▶ **The problem**
Below is the data. Give it again, complete and exact.

▶ **Dataset items**
_ _ _ _

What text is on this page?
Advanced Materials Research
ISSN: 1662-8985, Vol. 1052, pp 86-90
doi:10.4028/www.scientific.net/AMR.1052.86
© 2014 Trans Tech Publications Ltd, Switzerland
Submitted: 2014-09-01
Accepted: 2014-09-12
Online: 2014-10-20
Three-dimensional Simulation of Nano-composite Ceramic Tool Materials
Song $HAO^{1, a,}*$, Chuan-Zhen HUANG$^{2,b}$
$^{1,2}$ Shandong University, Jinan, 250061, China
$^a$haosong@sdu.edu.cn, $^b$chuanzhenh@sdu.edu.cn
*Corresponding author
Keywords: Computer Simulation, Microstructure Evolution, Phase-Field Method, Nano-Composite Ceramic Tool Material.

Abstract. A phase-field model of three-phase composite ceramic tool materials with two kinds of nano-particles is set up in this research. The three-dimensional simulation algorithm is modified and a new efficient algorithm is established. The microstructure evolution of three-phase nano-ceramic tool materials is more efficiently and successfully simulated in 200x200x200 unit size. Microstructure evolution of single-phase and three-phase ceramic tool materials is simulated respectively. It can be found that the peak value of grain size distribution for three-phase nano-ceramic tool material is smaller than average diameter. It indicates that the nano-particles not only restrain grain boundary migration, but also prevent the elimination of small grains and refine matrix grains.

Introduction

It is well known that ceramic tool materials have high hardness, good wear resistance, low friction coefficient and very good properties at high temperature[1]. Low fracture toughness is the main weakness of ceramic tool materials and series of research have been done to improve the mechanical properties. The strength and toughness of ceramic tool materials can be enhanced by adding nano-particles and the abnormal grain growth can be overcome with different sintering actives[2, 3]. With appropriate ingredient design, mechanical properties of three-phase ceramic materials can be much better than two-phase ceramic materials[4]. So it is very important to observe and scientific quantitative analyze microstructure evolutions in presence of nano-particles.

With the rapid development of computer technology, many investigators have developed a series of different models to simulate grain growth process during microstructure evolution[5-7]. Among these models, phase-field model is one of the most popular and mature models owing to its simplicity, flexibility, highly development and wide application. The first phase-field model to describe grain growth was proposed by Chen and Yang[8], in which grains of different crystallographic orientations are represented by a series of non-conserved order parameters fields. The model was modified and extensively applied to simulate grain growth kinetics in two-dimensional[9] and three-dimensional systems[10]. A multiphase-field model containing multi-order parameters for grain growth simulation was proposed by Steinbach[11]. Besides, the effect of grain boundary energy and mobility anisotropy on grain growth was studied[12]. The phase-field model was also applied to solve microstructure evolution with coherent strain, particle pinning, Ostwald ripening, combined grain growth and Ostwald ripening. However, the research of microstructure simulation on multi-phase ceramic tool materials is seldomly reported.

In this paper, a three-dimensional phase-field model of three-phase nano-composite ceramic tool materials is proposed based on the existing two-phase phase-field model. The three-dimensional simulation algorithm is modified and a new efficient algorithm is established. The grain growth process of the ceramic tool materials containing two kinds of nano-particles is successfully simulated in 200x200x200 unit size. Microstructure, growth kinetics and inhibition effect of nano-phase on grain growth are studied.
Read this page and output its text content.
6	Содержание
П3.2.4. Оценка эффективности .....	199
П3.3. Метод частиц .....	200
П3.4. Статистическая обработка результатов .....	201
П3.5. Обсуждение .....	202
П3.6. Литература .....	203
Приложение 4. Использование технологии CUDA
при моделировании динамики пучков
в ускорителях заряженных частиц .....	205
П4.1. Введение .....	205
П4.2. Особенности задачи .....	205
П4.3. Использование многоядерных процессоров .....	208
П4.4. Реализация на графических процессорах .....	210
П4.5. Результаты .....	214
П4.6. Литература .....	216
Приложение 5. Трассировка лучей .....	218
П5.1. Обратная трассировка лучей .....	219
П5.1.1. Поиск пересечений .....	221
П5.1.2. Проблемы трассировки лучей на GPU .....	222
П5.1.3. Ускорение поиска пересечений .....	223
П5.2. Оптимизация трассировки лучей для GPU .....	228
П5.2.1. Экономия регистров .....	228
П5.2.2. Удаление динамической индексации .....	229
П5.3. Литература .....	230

_ _ _ _

▶ **Task solution**
What text is on this page?
Advanced Materials Research
ISSN: 1662-8985, Vol. 1052, pp 86-90
doi:10.4028/www.scientific.net/AMR.1052.86
© 2014 Trans Tech Publications Ltd, Switzerland
Submitted: 2014-09-01
Accepted: 2014-09-12
Online: 2014-10-20
Three-dimensional Simulation of Nano-composite Ceramic Tool Materials
Song $HAO^{1, a,}*$, Chuan-Zhen HUANG$^{2,b}$
$^{1,2}$ Shandong University, Jinan, 250061, China
$^a$haosong@sdu.edu.cn, $^b$chuanzhenh@sdu.edu.cn
*Corresponding author
Keywords: Computer Simulation, Microstructure Evolution, Phase-Field Method, Nano-Composite Ceramic Tool Material.

Abstract. A phase-field model of three-phase composite ceramic tool materials with two kinds of nano-particles is set up in this research. The three-dimensional simulation algorithm is modified and a new efficient algorithm is established. The microstructure evolution of three-phase nano-ceramic tool materials is more efficiently and successfully simulated in 200x200x200 unit size. Microstructure evolution of single-phase and three-phase ceramic tool materials is simulated respectively. It can be found that the peak value of grain size distribution for three-phase nano-ceramic tool material is smaller than average diameter. It indicates that the nano-particles not only restrain grain boundary migration, but also prevent the elimination of small grains and refine matrix grains.

Introduction

It is well known that ceramic tool materials have high hardness, good wear resistance, low friction coefficient and very good properties at high temperature[1]. Low fracture toughness is the main weakness of ceramic tool materials and series of research have been done to improve the mechanical properties. The strength and toughness of ceramic tool materials can be enhanced by adding nano-particles and the abnormal grain growth can be overcome with different sintering actives[2, 3]. With appropriate ingredient design, mechanical properties of three-phase ceramic materials can be much better than two-phase ceramic materials[4]. So it is very important to observe and scientific quantitative analyze microstructure evolutions in presence of nano-particles.

With the rapid development of computer technology, many investigators have developed a series of different models to simulate grain growth process during microstructure evolution[5-7]. Among these models, phase-field model is one of the most popular and mature models owing to its simplicity, flexibility, highly development and wide application. The first phase-field model to describe grain growth was proposed by Chen and Yang[8], in which grains of different crystallographic orientations are represented by a series of non-conserved order parameters fields. The model was modified and extensively applied to simulate grain growth kinetics in two-dimensional[9] and three-dimensional systems[10]. A multiphase-field model containing multi-order parameters for grain growth simulation was proposed by Steinbach[11]. Besides, the effect of grain boundary energy and mobility anisotropy on grain growth was studied[12]. The phase-field model was also applied to solve microstructure evolution with coherent strain, particle pinning, Ostwald ripening, combined grain growth and Ostwald ripening. However, the research of microstructure simulation on multi-phase ceramic tool materials is seldomly reported.

In this paper, a three-dimensional phase-field model of three-phase nano-composite ceramic tool materials is proposed based on the existing two-phase phase-field model. The three-dimensional simulation algorithm is modified and a new efficient algorithm is established. The grain growth process of the ceramic tool materials containing two kinds of nano-particles is successfully simulated in 200x200x200 unit size. Microstructure, growth kinetics and inhibition effect of nano-phase on grain growth are studied.
Read this page and output its text content.
6	Содержание
П3.2.4. Оценка эффективности .....	199
П3.3. Метод частиц .....	200
П3.4. Статистическая обработка результатов .....	201
П3.5. Обсуждение .....	202
П3.6. Литература .....	203
Приложение 4. Использование технологии CUDA
при моделировании динамики пучков
в ускорителях заряженных частиц .....	205
П4.1. Введение .....	205
П4.2. Особенности задачи .....	205
П4.3. Использование многоядерных процессоров .....	208
П4.4. Реализация на графических процессорах .....	210
П4.5. Результаты .....	214
П4.6. Литература .....	216
Приложение 5. Трассировка лучей .....	218
П5.1. Обратная трассировка лучей .....	219
П5.1.1. Поиск пересечений .....	221
П5.1.2. Проблемы трассировки лучей на GPU .....	222
П5.1.3. Ускорение поиска пересечений .....	223
П5.2. Оптимизация трассировки лучей для GPU .....	228
П5.2.1. Экономия регистров .....	228
П5.2.2. Удаление динамической индексации .....	229
П5.3. Литература .....	230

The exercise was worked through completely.